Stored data
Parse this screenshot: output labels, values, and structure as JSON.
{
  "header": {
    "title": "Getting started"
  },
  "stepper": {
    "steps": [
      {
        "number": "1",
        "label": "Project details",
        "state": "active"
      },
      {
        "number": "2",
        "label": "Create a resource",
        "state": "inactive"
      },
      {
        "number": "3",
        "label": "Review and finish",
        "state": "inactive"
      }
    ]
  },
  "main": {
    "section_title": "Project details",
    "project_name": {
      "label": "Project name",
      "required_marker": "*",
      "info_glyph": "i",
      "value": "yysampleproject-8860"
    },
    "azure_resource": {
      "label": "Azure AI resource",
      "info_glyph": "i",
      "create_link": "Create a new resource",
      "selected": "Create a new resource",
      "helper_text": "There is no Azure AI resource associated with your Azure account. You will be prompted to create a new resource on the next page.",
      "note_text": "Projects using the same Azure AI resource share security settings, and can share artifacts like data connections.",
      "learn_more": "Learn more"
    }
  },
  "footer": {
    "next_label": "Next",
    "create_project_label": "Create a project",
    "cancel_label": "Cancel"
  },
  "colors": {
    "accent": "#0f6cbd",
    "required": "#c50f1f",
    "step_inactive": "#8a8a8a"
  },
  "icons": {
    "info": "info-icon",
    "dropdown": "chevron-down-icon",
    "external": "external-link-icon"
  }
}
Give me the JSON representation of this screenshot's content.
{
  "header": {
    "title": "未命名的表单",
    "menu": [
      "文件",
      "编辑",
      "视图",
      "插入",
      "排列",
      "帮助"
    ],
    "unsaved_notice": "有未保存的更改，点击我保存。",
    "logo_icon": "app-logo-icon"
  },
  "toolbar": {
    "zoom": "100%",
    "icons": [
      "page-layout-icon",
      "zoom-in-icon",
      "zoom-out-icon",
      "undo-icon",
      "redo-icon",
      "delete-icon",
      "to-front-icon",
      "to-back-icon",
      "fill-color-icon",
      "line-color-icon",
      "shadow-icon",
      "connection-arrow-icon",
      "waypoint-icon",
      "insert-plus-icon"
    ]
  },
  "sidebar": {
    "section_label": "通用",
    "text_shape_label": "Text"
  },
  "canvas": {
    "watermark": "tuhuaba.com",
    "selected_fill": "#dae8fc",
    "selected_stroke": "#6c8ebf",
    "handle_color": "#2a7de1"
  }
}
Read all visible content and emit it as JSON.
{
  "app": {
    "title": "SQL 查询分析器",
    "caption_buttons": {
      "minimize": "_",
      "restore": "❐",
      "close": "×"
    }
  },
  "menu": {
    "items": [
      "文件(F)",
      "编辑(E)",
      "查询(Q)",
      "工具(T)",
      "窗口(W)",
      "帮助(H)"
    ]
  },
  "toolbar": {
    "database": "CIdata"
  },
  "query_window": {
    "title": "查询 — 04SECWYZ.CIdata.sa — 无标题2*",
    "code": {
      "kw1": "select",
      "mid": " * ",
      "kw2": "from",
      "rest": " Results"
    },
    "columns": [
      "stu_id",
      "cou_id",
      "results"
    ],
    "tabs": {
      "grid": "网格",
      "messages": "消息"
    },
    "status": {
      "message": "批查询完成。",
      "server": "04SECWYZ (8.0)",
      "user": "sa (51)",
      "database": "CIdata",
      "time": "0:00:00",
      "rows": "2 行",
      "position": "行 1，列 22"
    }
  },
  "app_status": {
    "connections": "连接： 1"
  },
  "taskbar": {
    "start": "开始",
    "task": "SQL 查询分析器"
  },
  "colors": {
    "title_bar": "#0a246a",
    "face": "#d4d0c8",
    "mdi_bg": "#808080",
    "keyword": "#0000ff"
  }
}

What you need to do: In the entries above, take the line containing "Read all visible content and emit it as JSON." and each later line through the last, and repeat them exactly. Output nothing else.

Output below:
Read all visible content and emit it as JSON.
{
  "app": {
    "title": "SQL 查询分析器",
    "caption_buttons": {
      "minimize": "_",
      "restore": "❐",
      "close": "×"
    }
  },
  "menu": {
    "items": [
      "文件(F)",
      "编辑(E)",
      "查询(Q)",
      "工具(T)",
      "窗口(W)",
      "帮助(H)"
    ]
  },
  "toolbar": {
    "database": "CIdata"
  },
  "query_window": {
    "title": "查询 — 04SECWYZ.CIdata.sa — 无标题2*",
    "code": {
      "kw1": "select",
      "mid": " * ",
      "kw2": "from",
      "rest": " Results"
    },
    "columns": [
      "stu_id",
      "cou_id",
      "results"
    ],
    "tabs": {
      "grid": "网格",
      "messages": "消息"
    },
    "status": {
      "message": "批查询完成。",
      "server": "04SECWYZ (8.0)",
      "user": "sa (51)",
      "database": "CIdata",
      "time": "0:00:00",
      "rows": "2 行",
      "position": "行 1，列 22"
    }
  },
  "app_status": {
    "connections": "连接： 1"
  },
  "taskbar": {
    "start": "开始",
    "task": "SQL 查询分析器"
  },
  "colors": {
    "title_bar": "#0a246a",
    "face": "#d4d0c8",
    "mdi_bg": "#808080",
    "keyword": "#0000ff"
  }
}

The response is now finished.